━━ SUPPLIED INFORMATION ━━
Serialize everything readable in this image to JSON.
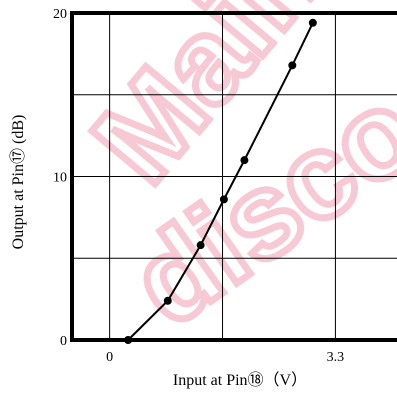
{
  "chart_data": {
    "type": "line",
    "xlabel": "Input at Pin⑱（V）",
    "ylabel": "Output at Pin⑰ (dB)",
    "x_ticks": [
      {
        "value": 0,
        "label": "0"
      },
      {
        "value": 3.3,
        "label": "3.3"
      }
    ],
    "y_ticks": [
      {
        "value": 0,
        "label": "0"
      },
      {
        "value": 10,
        "label": "10"
      },
      {
        "value": 20,
        "label": "20"
      }
    ],
    "xlim": [
      -0.55,
      4.2
    ],
    "ylim": [
      0,
      20
    ],
    "x_grid": [
      0,
      1.65,
      3.3
    ],
    "y_grid": [
      5,
      10,
      15
    ],
    "grid": true,
    "series": [
      {
        "x": [
          0.27,
          0.85,
          1.33,
          1.67,
          1.97,
          2.67,
          2.97
        ],
        "y": [
          0,
          2.4,
          5.8,
          8.6,
          11.0,
          16.8,
          19.4
        ]
      }
    ],
    "line_color": "#000000"
  },
  "watermark": {
    "lines": [
      "Mainte",
      "disco"
    ],
    "color": "#f4b8c8"
  }
}
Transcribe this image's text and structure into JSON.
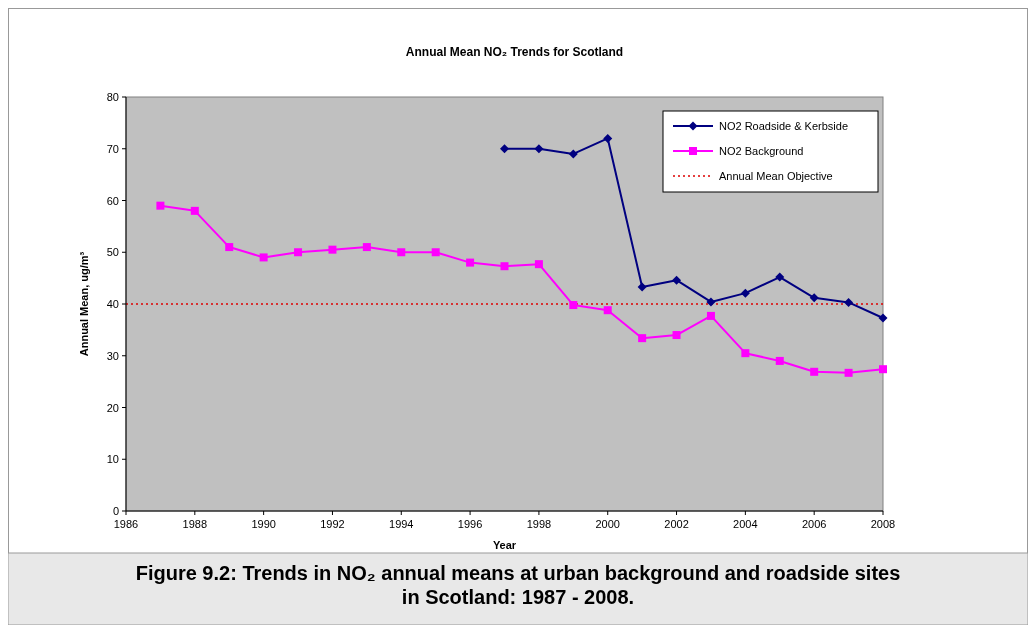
{
  "chart_data": {
    "type": "line",
    "title": "Annual Mean NO₂ Trends for Scotland",
    "xlabel": "Year",
    "ylabel": "Annual Mean, ug/m³",
    "xlim": [
      1986,
      2008
    ],
    "xticks": [
      1986,
      1988,
      1990,
      1992,
      1994,
      1996,
      1998,
      2000,
      2002,
      2004,
      2006,
      2008
    ],
    "ylim": [
      0,
      80
    ],
    "yticks": [
      0,
      10,
      20,
      30,
      40,
      50,
      60,
      70,
      80
    ],
    "x": [
      1987,
      1988,
      1989,
      1990,
      1991,
      1992,
      1993,
      1994,
      1995,
      1996,
      1997,
      1998,
      1999,
      2000,
      2001,
      2002,
      2003,
      2004,
      2005,
      2006,
      2007,
      2008
    ],
    "series": [
      {
        "name": "NO2 Roadside & Kerbside",
        "color": "#000080",
        "marker": "diamond",
        "values": [
          null,
          null,
          null,
          null,
          null,
          null,
          null,
          null,
          null,
          null,
          70,
          70,
          69,
          72,
          43.3,
          44.6,
          40.4,
          42.1,
          45.2,
          41.2,
          40.3,
          37.3
        ]
      },
      {
        "name": "NO2 Background",
        "color": "#ff00ff",
        "marker": "square",
        "values": [
          59,
          58,
          51,
          49,
          50,
          50.5,
          51,
          50,
          50,
          48,
          47.3,
          47.7,
          39.8,
          38.8,
          33.4,
          34,
          37.7,
          30.5,
          29,
          26.9,
          26.7,
          27.4
        ]
      }
    ],
    "ref_lines": [
      {
        "axis": "y",
        "value": 40,
        "label": "Annual Mean Objective",
        "color": "#dd0000",
        "line_style": "dotted"
      }
    ],
    "legend": "top right",
    "annotations": [
      "Figure 9.2: Trends in NO₂ annual means at urban background and roadside sites in Scotland: 1987 - 2008."
    ]
  }
}
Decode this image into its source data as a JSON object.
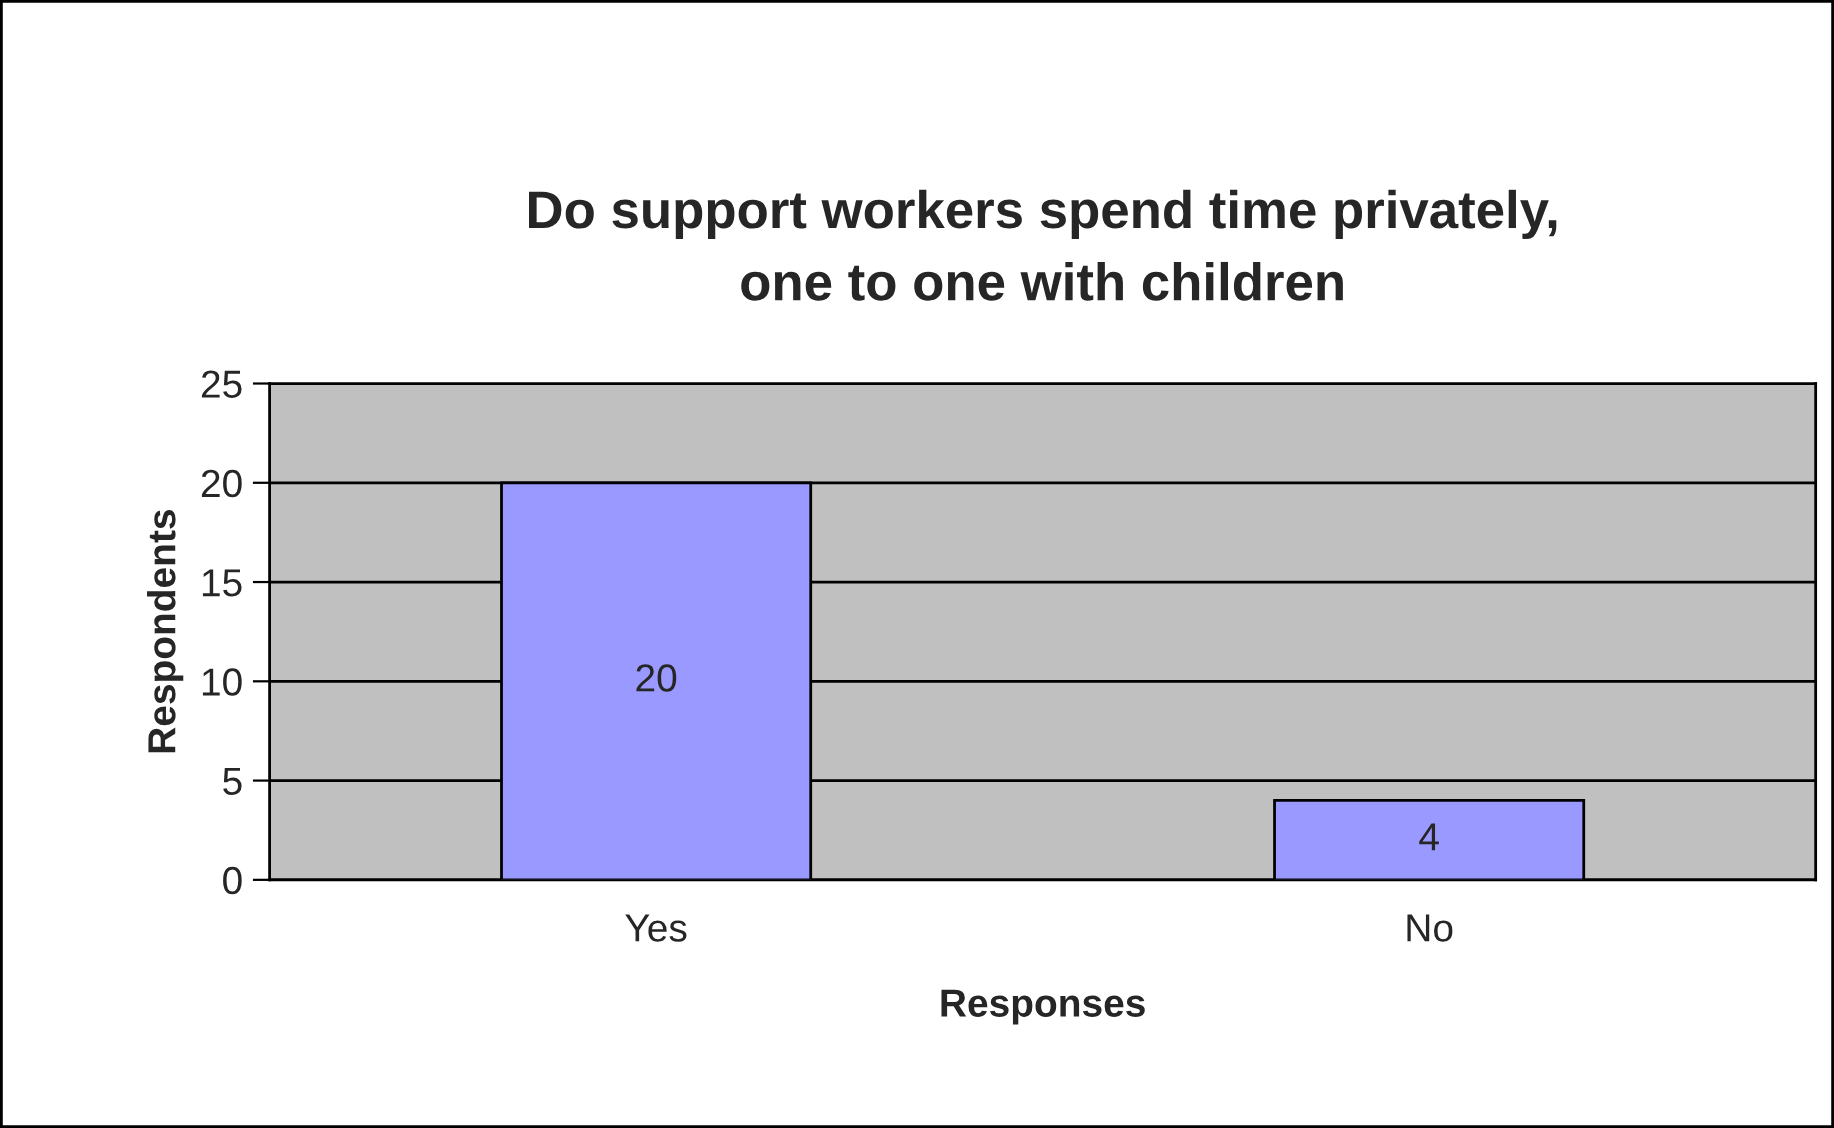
{
  "chart_data": {
    "type": "bar",
    "title": "Do support workers spend time privately,\none to one with children",
    "xlabel": "Responses",
    "ylabel": "Respondents",
    "categories": [
      "Yes",
      "No"
    ],
    "values": [
      20,
      4
    ],
    "color": "#9999ff",
    "ylim": [
      0,
      25
    ],
    "yticks": [
      0,
      5,
      10,
      15,
      20,
      25
    ],
    "grid": "y",
    "data_labels": true
  }
}
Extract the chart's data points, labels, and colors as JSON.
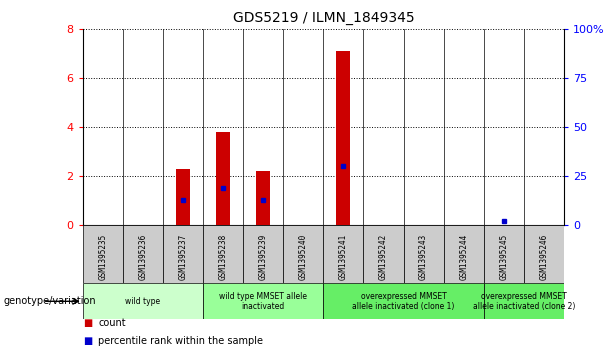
{
  "title": "GDS5219 / ILMN_1849345",
  "samples": [
    "GSM1395235",
    "GSM1395236",
    "GSM1395237",
    "GSM1395238",
    "GSM1395239",
    "GSM1395240",
    "GSM1395241",
    "GSM1395242",
    "GSM1395243",
    "GSM1395244",
    "GSM1395245",
    "GSM1395246"
  ],
  "counts": [
    0,
    0,
    2.3,
    3.8,
    2.2,
    0,
    7.1,
    0,
    0,
    0,
    0,
    0
  ],
  "percentile_ranks_pct": [
    0,
    0,
    13,
    19,
    13,
    0,
    30,
    0,
    0,
    0,
    2,
    0
  ],
  "ylim_left": [
    0,
    8
  ],
  "ylim_right": [
    0,
    100
  ],
  "yticks_left": [
    0,
    2,
    4,
    6,
    8
  ],
  "yticks_right": [
    0,
    25,
    50,
    75,
    100
  ],
  "ytick_labels_right": [
    "0",
    "25",
    "50",
    "75",
    "100%"
  ],
  "groups": [
    {
      "label": "wild type",
      "start": 0,
      "end": 2,
      "color": "#ccffcc"
    },
    {
      "label": "wild type MMSET allele\ninactivated",
      "start": 3,
      "end": 5,
      "color": "#99ff99"
    },
    {
      "label": "overexpressed MMSET\nallele inactivated (clone 1)",
      "start": 6,
      "end": 9,
      "color": "#66ee66"
    },
    {
      "label": "overexpressed MMSET\nallele inactivated (clone 2)",
      "start": 10,
      "end": 11,
      "color": "#66ee66"
    }
  ],
  "bar_color": "#cc0000",
  "dot_color": "#0000cc",
  "genotype_label": "genotype/variation",
  "legend_count_label": "count",
  "legend_pct_label": "percentile rank within the sample",
  "sample_box_color": "#cccccc"
}
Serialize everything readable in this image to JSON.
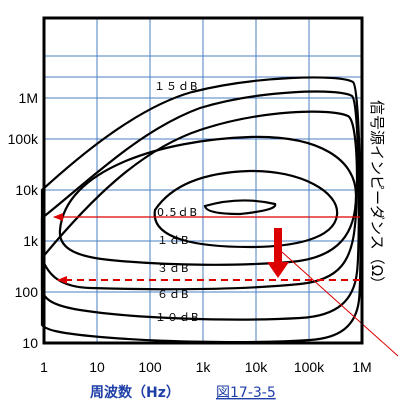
{
  "chart_data": {
    "type": "contour",
    "x_axis": {
      "scale": "log",
      "label": "周波数（Hz）",
      "ticks": [
        "1",
        "10",
        "100",
        "1k",
        "10k",
        "100k",
        "1M"
      ],
      "range": [
        1,
        1000000
      ]
    },
    "y_axis": {
      "scale": "log",
      "label": "信号源インピーダンス（Ω）",
      "ticks": [
        "10",
        "100",
        "1k",
        "10k",
        "100k",
        "1M"
      ],
      "range": [
        10,
        1000000
      ]
    },
    "grid": true,
    "contours": [
      {
        "label": "0.5ｄB",
        "center_x": 31623,
        "center_y": 10000
      },
      {
        "label": "１ｄB"
      },
      {
        "label": "３ｄB"
      },
      {
        "label": "６ｄB"
      },
      {
        "label": "１０ｄB"
      },
      {
        "label": "１５ｄB"
      }
    ],
    "annotations": [
      {
        "type": "arrow",
        "style": "solid",
        "color": "#dd0000",
        "from": [
          1000000,
          3200
        ],
        "to": [
          1,
          3200
        ]
      },
      {
        "type": "arrow",
        "style": "dashed",
        "color": "#dd0000",
        "from": [
          1000000,
          200
        ],
        "to": [
          1,
          200
        ]
      },
      {
        "type": "arrow",
        "style": "thick-down",
        "color": "#dd0000",
        "x": 31623,
        "from_y": 1700,
        "to_y": 200
      }
    ],
    "figure_ref": "図17-3-5"
  },
  "colors": {
    "grid": "#4a7fc0",
    "annotation": "#dd0000",
    "label_blue": "#1f3fa8"
  }
}
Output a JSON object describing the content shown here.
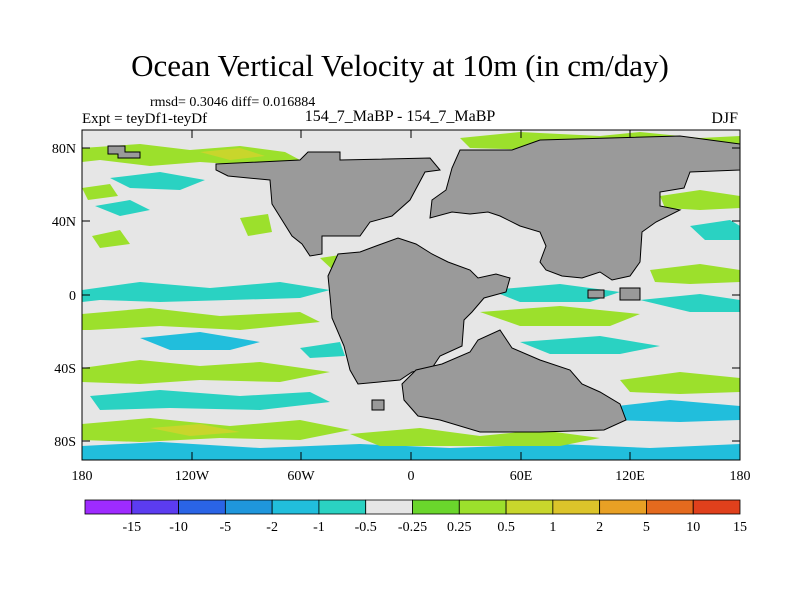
{
  "title": "Ocean Vertical Velocity at 10m (in cm/day)",
  "stats": "rmsd= 0.3046 diff= 0.016884",
  "expt": "Expt = teyDf1-teyDf",
  "runs": "154_7_MaBP - 154_7_MaBP",
  "season": "DJF",
  "axes": {
    "lat_ticks": [
      "80N",
      "40N",
      "0",
      "40S",
      "80S"
    ],
    "lon_ticks": [
      "180",
      "120W",
      "60W",
      "0",
      "60E",
      "120E",
      "180"
    ]
  },
  "colorbar": {
    "labels": [
      "-15",
      "-10",
      "-5",
      "-2",
      "-1",
      "-0.5",
      "-0.25",
      "0.25",
      "0.5",
      "1",
      "2",
      "5",
      "10",
      "15"
    ],
    "colors": [
      "#9e2bff",
      "#5c3cf0",
      "#2a64e6",
      "#1f96dc",
      "#21bedc",
      "#2ad2c2",
      "#e6e6e6",
      "#6ad62c",
      "#9ce02c",
      "#c8d62c",
      "#dcc42a",
      "#e8a024",
      "#e46a1e",
      "#e0401c"
    ]
  },
  "colors": {
    "land": "#9a9a9a",
    "ocean": "#e6e6e6",
    "pos_weak": "#9ce02c",
    "pos_mid": "#c8d62c",
    "neg_weak": "#2ad2c2",
    "neg_mid": "#21bedc"
  }
}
━━━
**WHAT THE TASK REQUIRES**
Each line that contains the string "title" counts once; say how many there are and nothing else.

**TASK ANSWER**
4